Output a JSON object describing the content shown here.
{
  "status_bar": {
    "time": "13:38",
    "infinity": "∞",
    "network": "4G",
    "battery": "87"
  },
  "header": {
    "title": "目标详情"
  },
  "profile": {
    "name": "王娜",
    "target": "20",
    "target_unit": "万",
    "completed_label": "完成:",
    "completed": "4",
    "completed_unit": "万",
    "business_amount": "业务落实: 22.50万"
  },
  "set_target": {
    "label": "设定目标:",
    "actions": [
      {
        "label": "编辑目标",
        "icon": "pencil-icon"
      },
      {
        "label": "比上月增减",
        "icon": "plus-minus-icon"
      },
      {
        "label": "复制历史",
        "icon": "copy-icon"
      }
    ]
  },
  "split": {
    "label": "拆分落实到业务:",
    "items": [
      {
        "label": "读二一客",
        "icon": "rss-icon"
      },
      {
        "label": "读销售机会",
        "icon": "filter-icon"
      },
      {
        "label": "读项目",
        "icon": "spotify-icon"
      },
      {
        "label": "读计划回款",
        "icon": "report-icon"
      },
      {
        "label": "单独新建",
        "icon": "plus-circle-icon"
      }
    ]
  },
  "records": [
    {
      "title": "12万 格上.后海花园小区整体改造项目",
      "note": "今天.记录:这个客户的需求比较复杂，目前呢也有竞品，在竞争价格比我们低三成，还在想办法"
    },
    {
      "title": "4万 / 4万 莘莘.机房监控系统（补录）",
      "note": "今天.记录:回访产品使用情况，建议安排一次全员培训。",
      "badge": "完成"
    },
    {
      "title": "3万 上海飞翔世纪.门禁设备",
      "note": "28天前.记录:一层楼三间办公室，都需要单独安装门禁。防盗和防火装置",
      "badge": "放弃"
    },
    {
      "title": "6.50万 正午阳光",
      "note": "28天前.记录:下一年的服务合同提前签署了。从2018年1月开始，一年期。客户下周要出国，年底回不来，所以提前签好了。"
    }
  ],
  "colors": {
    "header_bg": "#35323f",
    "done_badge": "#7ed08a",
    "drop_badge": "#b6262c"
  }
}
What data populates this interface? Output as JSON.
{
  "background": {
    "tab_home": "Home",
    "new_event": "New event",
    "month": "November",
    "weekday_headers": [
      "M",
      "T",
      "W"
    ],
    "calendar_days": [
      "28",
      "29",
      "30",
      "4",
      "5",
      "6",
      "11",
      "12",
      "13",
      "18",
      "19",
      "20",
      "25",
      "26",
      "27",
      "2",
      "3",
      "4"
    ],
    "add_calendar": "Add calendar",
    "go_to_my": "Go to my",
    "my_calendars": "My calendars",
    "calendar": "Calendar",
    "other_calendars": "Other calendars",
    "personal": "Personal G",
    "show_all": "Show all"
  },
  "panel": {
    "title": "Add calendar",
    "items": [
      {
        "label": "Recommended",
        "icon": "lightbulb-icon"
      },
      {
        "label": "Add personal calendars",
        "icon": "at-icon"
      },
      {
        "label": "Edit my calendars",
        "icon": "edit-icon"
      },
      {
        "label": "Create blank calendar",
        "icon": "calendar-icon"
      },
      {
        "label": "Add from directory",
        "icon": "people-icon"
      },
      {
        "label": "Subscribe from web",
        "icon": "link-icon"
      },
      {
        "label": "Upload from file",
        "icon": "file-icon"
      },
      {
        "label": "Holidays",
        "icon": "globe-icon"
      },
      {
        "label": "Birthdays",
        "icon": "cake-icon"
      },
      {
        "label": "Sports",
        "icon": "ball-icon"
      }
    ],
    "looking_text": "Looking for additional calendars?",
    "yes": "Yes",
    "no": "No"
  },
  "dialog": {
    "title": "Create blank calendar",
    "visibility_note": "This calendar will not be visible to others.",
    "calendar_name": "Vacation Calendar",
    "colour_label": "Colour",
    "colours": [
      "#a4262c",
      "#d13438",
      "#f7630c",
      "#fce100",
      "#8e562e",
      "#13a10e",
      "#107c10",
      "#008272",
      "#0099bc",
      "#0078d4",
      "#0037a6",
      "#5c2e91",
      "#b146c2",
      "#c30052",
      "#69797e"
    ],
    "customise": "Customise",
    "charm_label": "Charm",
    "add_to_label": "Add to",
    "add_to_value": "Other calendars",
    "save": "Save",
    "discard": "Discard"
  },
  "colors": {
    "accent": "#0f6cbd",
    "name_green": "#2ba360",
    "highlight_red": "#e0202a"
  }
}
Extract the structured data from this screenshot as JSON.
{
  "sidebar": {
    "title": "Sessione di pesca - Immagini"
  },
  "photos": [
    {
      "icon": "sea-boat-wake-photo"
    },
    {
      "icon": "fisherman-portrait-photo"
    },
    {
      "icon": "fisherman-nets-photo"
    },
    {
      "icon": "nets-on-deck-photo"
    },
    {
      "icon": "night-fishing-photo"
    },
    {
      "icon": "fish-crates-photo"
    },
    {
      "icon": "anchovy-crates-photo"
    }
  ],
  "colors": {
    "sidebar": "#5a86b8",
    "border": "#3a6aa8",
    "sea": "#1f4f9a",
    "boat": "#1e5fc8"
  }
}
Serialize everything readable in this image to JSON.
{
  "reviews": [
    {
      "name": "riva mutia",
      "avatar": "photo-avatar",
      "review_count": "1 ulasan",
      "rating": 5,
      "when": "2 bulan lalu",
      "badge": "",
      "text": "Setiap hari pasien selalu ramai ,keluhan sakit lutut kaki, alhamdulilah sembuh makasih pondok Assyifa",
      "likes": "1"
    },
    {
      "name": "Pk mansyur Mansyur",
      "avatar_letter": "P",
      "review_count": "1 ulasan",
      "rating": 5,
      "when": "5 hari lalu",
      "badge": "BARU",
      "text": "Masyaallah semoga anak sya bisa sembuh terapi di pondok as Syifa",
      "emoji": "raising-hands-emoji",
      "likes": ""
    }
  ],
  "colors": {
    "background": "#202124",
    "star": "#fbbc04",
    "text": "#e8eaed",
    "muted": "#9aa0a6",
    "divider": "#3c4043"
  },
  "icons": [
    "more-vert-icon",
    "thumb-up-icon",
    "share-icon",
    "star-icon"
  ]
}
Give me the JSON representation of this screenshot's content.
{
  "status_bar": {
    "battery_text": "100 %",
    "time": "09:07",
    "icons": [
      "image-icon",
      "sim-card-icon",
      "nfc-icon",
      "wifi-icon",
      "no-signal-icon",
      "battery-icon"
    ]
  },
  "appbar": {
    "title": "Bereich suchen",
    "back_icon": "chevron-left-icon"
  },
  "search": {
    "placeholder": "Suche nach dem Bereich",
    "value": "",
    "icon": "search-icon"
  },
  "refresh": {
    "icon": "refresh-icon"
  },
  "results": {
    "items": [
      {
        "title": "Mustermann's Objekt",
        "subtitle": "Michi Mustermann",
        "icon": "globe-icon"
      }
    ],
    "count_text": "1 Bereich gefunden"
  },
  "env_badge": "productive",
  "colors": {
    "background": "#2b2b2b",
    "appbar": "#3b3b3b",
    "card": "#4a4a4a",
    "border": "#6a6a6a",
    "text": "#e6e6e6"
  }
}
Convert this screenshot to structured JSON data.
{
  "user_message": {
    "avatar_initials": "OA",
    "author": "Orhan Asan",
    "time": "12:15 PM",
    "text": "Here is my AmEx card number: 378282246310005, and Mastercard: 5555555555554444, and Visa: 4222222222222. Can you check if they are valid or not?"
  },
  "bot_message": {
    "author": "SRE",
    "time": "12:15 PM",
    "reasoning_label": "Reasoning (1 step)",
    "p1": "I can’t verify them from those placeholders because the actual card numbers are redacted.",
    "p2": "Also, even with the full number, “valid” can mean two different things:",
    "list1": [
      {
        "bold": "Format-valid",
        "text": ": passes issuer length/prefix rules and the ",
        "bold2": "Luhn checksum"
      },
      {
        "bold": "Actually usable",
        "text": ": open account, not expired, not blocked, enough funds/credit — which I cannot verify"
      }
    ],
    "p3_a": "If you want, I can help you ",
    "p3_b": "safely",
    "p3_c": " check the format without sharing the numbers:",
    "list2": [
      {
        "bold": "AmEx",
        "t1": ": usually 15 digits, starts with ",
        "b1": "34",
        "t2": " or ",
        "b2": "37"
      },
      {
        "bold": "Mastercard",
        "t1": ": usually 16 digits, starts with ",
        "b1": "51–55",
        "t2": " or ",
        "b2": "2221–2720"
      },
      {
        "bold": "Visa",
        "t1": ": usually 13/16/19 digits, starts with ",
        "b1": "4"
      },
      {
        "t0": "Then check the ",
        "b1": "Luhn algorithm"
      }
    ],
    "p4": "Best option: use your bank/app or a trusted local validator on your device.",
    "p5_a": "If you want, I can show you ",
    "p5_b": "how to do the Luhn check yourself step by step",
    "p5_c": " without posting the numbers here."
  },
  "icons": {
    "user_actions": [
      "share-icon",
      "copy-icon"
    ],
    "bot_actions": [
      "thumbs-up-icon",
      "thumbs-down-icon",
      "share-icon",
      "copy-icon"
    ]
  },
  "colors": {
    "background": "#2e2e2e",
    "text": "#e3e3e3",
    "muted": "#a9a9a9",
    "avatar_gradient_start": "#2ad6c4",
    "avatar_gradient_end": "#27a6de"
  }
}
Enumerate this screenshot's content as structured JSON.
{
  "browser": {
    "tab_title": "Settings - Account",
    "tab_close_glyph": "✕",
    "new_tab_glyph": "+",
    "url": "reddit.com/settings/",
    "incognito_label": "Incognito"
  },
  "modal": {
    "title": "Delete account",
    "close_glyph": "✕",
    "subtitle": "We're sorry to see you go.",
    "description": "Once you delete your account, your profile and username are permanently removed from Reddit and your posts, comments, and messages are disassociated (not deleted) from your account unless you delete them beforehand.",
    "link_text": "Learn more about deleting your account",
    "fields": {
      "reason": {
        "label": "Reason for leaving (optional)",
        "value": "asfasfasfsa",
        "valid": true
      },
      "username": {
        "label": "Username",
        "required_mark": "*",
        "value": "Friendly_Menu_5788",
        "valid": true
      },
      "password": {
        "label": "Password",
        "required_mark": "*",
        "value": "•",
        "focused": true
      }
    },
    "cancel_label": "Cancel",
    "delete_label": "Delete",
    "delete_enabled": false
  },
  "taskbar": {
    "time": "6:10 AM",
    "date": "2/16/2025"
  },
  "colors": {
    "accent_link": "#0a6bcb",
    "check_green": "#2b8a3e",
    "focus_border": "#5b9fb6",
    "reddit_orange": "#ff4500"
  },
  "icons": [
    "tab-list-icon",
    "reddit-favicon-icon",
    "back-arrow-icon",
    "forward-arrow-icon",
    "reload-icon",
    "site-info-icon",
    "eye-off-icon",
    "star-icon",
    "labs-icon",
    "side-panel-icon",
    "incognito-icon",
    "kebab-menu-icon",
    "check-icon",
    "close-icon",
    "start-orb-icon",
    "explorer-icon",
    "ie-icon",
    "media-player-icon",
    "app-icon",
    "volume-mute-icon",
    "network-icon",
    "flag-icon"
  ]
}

- - - -

== TASK DESCRIPTION ==
Search the entries for the word "starts" and gather every line where it appears.

== RESPONSE FOR THIS EXERCISE ==
        "t1": ": usually 15 digits, starts with ",
        "t1": ": usually 16 digits, starts with ",
        "t1": ": usually 13/16/19 digits, starts with ",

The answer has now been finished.